BRIEF 1: In the Wwise communication passage, which port cannot be set to 0?
BRIEF 2: Copy the Wwise communication passage word for word from "Some console communication" to "do something similar.".
BRIEF 3:
Using the Wwise communication passage, decide whether each statement agrees with it, and back each yes or no with the deciding words quoted from the passage.
(a) Calling AK::Comm::Term can close all TCP/IP communication for the game.
(b) The ports in AkCommSettings::ports are opened only in the authoring application.
(c) The discovery broadcast value must match the one set in the Network tab of the Project Settings.

You have now initialized all of the sound engine's modules. You should then register the plug-ins (see Plug-in Example). Refer to Create Recurring Calls to Perform Audio Processing for details on the calls you must make in your game loop to process the audio.

Console specific communication library

Some console communication libraries don't balance the initialization/termination calls properly; therefore, calling AK::Comm::Term will terminate the underlying low-level communication library for the console. This effectively closes all TCP/IP communication for the game. If your game needs to keep the communication libraries enabled after termination, AkCommSettings (used with Ak::Comm:Init) has a parameter to initialize the system library or not. If you choose to initialize the communication library yourself, check the code used by the Wwise sound engine below. The game should do something similar.

Windows

Windows sockets initialization:

WSAData wsaData = { 0 };
::WSAStartup( MAKEWORD( 2, 2 ), &wsaData )  

Termination:

::WSACleanup();

Communication Ports

The AkCommSettings::ports member of the AkCommSettings structure represents network ports used for communication between the Wwise authoring application and the sound engine. All of these ports are opened in the game when Wwise communication is enabled.

One Fixed Port: Discovery Broadcast

One of the ports, AkCommSettings::Ports::uDiscoveryBroadcast, cannot be dynamic (cannot be set to 0). The authoring application needs to be aware of it in order to discover games on the network. Furthermore, the value specified here must be the same value specified in the Network tab of the Project Settings within the authoring application.

DATASET CONTENT:
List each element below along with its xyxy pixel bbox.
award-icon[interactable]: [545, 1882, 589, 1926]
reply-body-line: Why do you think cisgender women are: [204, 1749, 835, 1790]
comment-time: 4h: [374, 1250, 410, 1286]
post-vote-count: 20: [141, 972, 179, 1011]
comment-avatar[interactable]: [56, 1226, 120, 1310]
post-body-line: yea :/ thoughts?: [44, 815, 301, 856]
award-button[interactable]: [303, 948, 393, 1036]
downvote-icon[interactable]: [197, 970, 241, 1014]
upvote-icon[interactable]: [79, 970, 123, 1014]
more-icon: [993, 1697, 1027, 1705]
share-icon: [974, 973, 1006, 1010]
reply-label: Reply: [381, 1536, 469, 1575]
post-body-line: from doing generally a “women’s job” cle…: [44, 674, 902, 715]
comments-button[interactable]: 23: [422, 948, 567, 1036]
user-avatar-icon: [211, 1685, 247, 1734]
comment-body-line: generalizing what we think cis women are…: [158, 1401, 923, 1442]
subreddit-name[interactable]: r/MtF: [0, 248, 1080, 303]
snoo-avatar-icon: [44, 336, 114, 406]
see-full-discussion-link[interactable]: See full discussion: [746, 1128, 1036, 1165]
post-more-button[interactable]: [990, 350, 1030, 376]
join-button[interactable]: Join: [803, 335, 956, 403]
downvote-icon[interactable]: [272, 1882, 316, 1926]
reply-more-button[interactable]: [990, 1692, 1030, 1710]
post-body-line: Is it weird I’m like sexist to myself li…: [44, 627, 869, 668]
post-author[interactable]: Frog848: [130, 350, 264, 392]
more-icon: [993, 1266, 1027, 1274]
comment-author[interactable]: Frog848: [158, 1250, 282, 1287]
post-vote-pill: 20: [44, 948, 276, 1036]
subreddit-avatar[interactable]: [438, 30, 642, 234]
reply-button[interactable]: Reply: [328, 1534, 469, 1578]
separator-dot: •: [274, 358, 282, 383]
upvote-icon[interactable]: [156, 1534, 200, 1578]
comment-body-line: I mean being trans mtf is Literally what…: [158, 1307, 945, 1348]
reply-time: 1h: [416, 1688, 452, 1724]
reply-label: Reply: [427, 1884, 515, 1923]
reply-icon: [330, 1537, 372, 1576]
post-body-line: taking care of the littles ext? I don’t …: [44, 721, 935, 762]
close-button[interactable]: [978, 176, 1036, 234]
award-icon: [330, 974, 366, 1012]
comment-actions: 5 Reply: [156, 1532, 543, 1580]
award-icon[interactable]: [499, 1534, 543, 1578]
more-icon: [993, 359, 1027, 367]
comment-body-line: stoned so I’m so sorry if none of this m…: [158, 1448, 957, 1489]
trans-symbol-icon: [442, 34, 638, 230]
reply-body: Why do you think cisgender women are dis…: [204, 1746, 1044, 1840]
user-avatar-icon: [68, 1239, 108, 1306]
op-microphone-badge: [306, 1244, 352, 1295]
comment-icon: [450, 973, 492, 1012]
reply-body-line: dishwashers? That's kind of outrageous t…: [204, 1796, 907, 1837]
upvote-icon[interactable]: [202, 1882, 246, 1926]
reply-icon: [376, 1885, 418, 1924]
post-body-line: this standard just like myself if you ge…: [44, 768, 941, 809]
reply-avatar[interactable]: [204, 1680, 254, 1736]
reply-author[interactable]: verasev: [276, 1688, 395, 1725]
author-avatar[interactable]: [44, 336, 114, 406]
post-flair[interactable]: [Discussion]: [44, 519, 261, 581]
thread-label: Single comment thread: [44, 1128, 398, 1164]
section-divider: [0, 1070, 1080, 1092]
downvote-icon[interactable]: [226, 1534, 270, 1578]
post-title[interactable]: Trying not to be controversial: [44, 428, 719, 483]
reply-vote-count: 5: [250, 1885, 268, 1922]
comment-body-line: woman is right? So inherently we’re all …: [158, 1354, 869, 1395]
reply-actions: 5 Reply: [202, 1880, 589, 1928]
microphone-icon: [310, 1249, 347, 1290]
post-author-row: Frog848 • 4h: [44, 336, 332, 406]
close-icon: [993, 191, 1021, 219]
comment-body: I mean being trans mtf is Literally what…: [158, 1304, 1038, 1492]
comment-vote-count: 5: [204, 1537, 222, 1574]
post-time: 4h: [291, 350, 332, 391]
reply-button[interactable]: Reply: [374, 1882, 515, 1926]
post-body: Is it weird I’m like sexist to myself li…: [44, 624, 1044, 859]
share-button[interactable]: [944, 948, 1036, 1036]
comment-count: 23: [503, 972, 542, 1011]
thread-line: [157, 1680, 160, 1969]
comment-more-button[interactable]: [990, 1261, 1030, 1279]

RESPONSE AREA 1: AkCommSettings::Ports::uDiscoveryBroadcast, the discovery broadcast port.

RESPONSE AREA 2:
Some console communication libraries don't balance the initialization/termination calls properly; therefore, calling AK::Comm::Term will terminate the underlying low-level communication library for the console. This effectively closes all TCP/IP communication for the game. If your game needs to keep the communication libraries enabled after termination, AkCommSettings (used with Ak::Comm:Init) has a parameter to initialize the system library or not. If you choose to initialize the communication library yourself, check the code used by the Wwise sound engine below. The game should do something similar.

RESPONSE AREA 3:
(a) Yes: "This effectively closes all TCP/IP communication for the game."
(b) No: "All of these ports are opened in the game when Wwise communication is enabled."
(c) Yes: "the value specified here must be the same value specified in the Network tab of the Project Settings within the authoring application."